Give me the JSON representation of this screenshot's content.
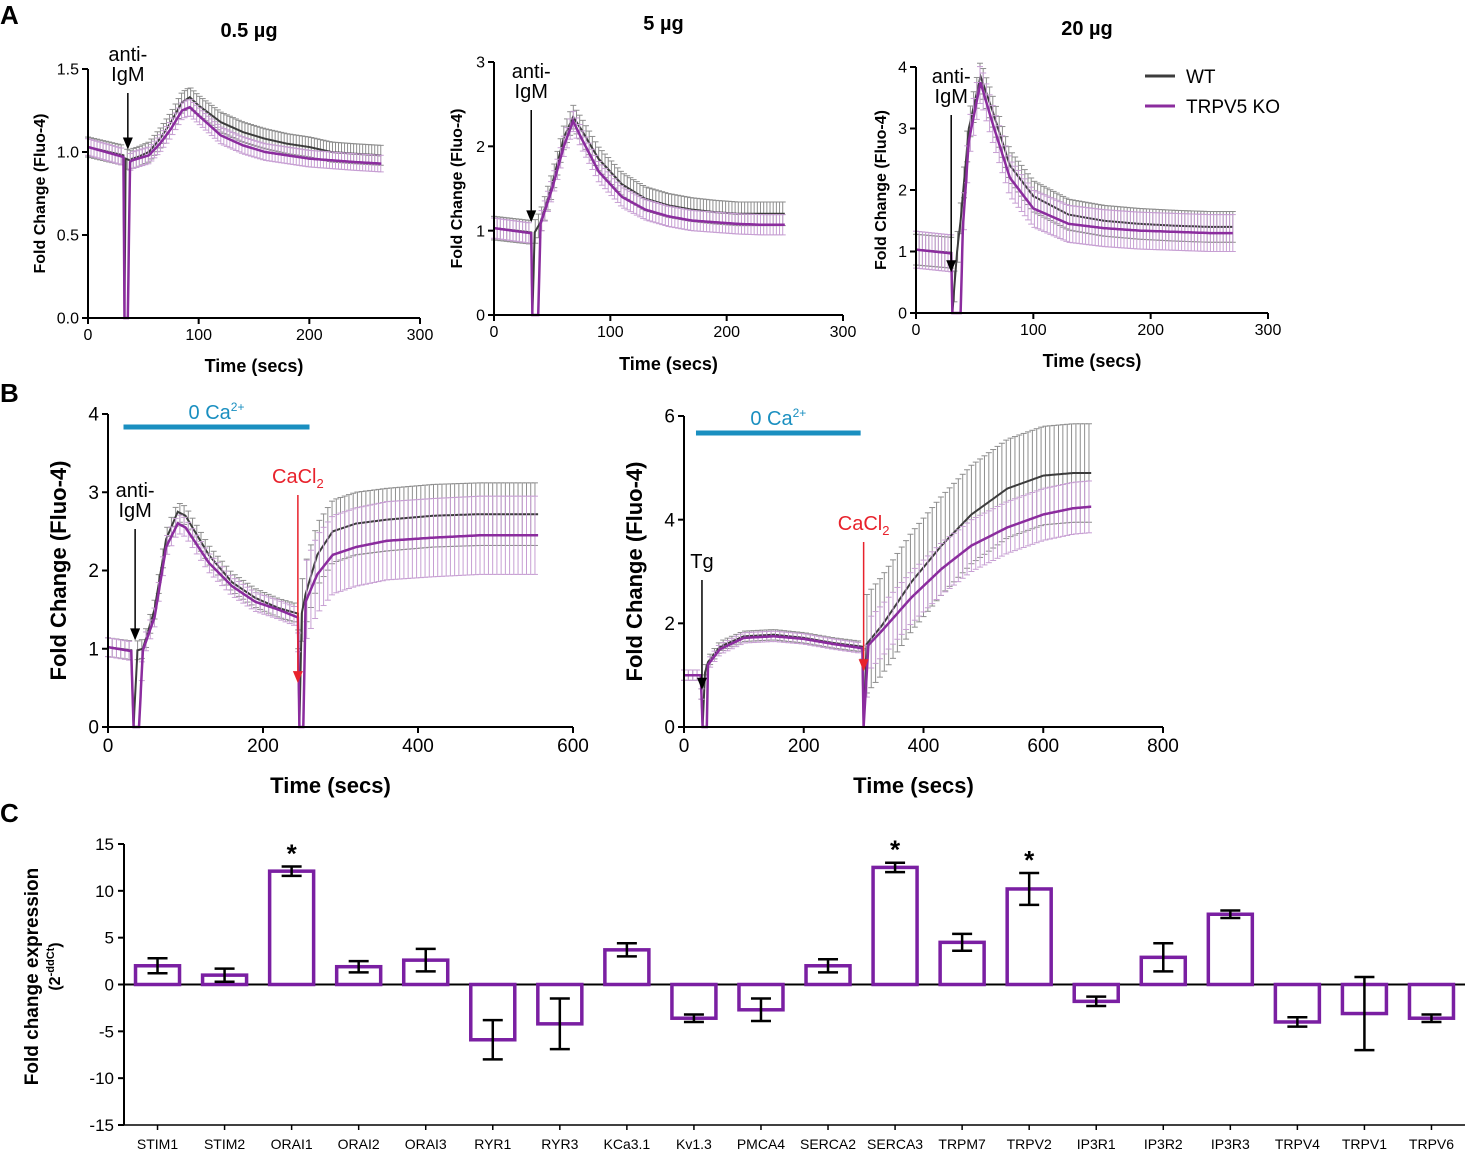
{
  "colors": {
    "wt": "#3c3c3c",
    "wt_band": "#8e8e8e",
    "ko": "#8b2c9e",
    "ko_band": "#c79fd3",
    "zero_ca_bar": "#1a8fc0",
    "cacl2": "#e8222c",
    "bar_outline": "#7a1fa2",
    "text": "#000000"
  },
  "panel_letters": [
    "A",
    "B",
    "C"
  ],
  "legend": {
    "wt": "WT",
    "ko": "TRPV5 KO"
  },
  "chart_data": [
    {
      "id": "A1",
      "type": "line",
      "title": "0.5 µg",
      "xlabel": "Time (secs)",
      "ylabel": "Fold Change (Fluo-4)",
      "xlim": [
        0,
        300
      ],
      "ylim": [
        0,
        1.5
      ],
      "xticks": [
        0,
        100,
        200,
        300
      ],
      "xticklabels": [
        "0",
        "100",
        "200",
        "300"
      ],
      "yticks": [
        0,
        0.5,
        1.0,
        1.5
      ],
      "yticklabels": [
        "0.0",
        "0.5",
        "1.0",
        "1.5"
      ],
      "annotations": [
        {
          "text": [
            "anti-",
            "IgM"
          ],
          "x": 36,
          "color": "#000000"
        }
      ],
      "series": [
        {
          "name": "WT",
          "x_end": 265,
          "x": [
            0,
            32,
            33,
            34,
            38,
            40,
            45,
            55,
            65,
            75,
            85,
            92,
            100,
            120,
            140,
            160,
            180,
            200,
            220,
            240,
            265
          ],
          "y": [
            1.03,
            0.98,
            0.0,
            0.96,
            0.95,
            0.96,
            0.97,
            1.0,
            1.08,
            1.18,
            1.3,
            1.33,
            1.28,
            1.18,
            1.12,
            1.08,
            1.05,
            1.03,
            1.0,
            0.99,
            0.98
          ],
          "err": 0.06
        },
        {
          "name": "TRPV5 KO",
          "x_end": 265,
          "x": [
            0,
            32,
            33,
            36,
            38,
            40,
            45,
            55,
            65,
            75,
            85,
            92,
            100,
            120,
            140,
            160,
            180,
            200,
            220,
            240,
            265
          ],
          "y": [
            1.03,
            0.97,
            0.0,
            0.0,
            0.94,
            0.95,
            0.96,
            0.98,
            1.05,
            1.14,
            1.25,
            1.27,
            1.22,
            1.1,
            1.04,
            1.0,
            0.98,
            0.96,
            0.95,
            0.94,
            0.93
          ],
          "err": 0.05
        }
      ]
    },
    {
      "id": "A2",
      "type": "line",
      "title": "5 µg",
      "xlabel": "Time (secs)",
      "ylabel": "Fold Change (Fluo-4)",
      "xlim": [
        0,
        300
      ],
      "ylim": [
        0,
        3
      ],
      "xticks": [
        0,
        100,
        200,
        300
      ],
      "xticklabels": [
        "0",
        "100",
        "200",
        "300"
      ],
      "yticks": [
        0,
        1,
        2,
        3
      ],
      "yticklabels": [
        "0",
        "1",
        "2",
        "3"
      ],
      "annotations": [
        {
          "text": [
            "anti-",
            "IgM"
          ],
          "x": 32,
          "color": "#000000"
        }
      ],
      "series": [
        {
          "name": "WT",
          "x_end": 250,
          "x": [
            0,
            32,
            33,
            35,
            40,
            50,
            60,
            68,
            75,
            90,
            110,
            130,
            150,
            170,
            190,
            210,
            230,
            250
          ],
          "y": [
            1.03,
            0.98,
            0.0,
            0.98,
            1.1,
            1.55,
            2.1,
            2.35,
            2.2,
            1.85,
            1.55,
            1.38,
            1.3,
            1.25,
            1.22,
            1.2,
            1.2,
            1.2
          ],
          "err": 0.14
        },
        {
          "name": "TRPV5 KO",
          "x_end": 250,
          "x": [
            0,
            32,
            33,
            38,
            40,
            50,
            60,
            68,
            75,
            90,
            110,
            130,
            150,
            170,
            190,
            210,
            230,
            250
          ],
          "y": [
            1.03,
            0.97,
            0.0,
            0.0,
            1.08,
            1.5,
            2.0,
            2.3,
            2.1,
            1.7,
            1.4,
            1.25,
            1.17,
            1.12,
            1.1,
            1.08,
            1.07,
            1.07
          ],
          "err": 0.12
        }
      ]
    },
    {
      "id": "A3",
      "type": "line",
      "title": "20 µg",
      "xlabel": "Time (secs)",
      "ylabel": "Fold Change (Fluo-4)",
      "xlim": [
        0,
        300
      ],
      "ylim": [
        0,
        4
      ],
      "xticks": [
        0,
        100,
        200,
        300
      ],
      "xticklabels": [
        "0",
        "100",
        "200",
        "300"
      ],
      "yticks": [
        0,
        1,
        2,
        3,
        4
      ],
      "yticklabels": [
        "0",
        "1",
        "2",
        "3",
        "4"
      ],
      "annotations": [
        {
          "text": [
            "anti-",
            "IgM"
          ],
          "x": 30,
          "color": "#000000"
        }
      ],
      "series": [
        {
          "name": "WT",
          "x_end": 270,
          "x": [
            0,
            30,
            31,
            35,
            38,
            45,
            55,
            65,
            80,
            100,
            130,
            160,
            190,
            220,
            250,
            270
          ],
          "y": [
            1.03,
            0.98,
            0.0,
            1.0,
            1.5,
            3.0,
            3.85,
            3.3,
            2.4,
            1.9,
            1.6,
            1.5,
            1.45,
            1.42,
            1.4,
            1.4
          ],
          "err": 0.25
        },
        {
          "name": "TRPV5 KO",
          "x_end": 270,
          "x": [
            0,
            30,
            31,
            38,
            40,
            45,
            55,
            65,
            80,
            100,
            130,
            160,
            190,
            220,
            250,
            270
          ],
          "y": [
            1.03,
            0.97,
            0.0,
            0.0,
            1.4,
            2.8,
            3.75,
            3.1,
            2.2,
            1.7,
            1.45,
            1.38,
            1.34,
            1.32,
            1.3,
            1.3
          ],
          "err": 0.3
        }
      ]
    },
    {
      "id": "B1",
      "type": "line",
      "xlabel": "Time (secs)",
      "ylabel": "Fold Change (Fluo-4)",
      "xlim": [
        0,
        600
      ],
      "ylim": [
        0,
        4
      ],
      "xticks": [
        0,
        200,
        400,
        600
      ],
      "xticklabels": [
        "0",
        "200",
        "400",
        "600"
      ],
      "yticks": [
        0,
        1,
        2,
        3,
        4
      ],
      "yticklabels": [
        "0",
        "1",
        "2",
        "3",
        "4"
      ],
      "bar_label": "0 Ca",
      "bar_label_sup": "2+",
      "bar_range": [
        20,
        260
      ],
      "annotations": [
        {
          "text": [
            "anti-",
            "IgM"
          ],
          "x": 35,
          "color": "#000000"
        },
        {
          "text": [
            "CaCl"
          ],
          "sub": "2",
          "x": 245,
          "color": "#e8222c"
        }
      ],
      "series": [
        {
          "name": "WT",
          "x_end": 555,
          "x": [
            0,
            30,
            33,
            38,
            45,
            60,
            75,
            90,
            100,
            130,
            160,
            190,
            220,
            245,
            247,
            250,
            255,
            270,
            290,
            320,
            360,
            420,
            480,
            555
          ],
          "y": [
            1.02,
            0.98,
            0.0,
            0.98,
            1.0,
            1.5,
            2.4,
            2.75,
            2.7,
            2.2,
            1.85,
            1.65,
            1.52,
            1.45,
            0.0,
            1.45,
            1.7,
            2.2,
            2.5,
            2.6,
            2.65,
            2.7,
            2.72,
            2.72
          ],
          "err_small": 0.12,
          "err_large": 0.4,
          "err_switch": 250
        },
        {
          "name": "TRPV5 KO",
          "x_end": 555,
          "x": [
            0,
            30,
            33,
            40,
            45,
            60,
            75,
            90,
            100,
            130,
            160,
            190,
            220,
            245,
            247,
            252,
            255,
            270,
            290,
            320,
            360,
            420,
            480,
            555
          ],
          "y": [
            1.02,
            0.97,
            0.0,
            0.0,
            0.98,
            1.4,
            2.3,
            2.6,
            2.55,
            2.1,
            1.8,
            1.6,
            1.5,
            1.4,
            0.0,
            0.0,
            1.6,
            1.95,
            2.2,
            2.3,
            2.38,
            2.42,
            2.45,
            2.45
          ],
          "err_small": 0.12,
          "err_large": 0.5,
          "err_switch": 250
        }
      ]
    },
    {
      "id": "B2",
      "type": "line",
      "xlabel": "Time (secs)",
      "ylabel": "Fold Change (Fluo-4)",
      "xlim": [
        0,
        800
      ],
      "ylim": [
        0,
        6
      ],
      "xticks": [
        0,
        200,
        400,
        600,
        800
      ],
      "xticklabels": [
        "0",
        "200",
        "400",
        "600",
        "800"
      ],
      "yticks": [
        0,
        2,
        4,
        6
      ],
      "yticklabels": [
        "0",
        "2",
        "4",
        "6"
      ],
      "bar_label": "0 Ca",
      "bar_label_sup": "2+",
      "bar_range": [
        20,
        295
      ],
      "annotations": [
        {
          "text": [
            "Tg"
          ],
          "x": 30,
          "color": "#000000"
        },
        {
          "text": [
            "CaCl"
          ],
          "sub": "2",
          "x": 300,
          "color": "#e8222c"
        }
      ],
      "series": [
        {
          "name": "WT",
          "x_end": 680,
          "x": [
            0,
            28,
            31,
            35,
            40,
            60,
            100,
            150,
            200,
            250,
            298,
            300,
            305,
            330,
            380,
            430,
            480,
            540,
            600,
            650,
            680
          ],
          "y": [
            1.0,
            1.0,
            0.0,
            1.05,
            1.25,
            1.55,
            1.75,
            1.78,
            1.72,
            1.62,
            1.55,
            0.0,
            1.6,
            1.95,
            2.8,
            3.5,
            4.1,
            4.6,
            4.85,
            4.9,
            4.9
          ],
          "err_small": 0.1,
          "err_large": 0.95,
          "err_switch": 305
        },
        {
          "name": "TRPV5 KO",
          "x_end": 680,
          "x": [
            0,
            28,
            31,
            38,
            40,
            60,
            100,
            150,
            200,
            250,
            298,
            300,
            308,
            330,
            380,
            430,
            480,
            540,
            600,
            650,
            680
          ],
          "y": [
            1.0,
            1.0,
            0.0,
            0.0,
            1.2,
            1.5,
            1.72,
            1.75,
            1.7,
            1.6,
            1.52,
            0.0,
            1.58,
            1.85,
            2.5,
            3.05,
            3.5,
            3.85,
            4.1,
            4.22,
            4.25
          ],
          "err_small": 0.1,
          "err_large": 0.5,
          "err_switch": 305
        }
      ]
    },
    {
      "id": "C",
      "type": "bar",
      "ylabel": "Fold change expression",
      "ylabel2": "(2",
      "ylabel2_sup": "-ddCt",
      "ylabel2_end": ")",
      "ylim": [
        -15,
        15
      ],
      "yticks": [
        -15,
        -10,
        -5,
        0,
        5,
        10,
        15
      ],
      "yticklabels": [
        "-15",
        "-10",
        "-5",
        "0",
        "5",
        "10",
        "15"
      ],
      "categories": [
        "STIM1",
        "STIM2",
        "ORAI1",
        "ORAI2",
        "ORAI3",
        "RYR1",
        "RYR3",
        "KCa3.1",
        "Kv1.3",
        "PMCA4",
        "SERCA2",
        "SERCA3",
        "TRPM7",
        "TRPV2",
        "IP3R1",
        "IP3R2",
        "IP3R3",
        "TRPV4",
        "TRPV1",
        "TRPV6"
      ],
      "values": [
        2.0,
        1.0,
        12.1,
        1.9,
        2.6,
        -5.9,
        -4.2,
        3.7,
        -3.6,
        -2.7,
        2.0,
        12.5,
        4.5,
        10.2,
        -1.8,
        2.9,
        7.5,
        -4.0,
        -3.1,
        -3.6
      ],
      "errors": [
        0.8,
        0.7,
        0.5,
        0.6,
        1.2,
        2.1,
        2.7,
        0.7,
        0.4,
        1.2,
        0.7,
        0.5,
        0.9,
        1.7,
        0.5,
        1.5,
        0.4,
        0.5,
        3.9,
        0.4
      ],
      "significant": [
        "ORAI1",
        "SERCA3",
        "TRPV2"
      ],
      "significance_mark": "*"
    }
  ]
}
····················
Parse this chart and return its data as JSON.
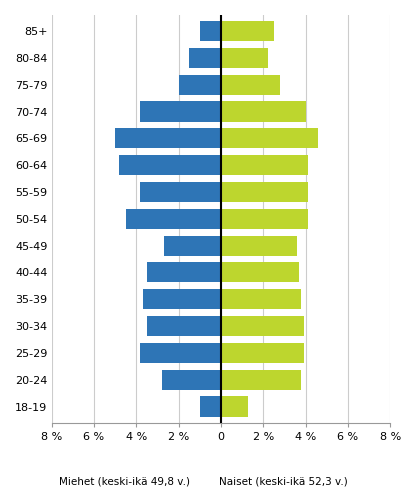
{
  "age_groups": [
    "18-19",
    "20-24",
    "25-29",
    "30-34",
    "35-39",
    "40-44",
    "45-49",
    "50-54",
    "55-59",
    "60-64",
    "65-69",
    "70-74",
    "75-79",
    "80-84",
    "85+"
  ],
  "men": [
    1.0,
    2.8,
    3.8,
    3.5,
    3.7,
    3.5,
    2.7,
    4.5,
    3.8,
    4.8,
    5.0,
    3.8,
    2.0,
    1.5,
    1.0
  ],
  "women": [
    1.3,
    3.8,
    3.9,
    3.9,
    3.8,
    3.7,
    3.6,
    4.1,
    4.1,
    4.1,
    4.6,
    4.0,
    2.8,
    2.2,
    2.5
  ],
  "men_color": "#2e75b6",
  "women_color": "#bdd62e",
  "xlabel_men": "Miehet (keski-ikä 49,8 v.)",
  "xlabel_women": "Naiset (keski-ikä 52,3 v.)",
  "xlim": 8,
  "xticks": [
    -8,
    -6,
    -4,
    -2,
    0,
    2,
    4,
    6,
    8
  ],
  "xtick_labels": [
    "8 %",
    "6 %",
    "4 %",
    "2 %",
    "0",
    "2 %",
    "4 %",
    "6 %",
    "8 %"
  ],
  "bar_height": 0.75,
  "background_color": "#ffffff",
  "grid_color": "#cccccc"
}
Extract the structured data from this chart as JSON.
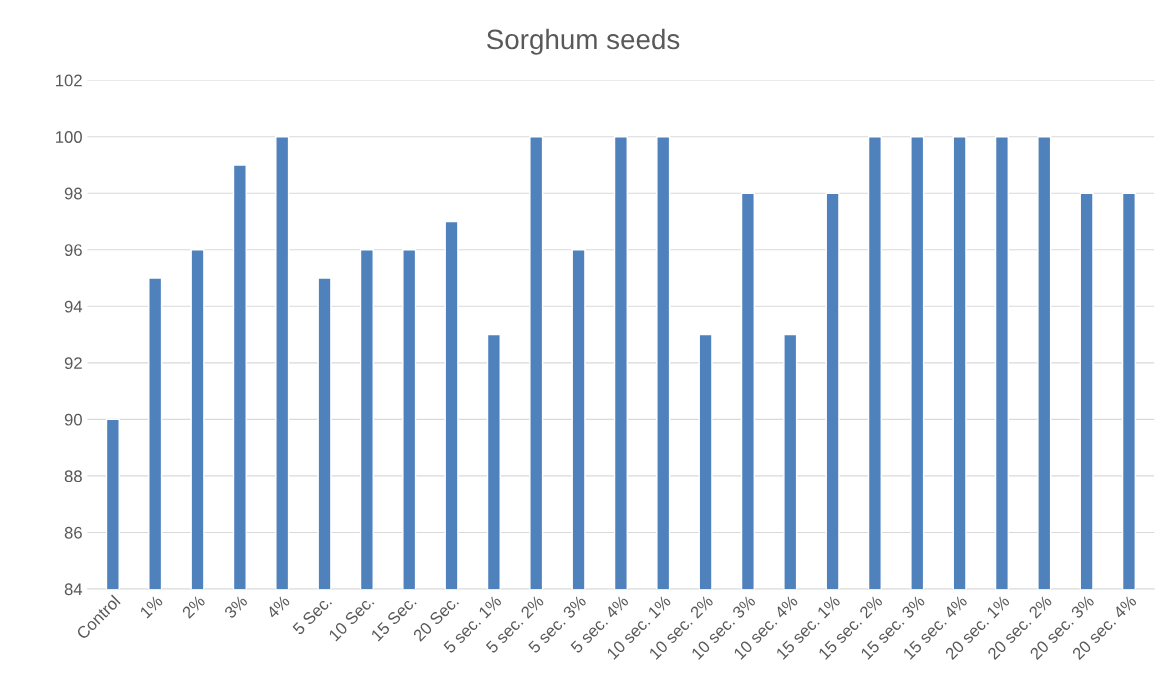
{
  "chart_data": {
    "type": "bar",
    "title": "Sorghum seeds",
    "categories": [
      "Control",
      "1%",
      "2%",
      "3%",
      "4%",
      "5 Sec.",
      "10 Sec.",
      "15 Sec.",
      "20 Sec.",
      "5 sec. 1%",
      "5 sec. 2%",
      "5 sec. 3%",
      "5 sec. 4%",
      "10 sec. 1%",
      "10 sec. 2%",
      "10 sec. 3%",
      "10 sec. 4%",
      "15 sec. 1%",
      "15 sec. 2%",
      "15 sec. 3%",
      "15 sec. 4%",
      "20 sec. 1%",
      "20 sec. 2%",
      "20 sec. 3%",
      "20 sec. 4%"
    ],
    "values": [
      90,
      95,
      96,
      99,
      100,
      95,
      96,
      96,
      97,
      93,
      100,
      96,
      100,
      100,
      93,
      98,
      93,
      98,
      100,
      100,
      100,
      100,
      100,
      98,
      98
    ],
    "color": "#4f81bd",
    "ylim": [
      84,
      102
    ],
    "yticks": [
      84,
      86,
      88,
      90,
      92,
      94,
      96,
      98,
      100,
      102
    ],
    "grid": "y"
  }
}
····················
• **EXERCISE**
All lines above containing the string "this" are to be collected.

• **ANSWER**
Give me the JSON representation of this screenshot's content.
Parse this chart and return its data as JSON.
Extract the structured data from this chart as JSON.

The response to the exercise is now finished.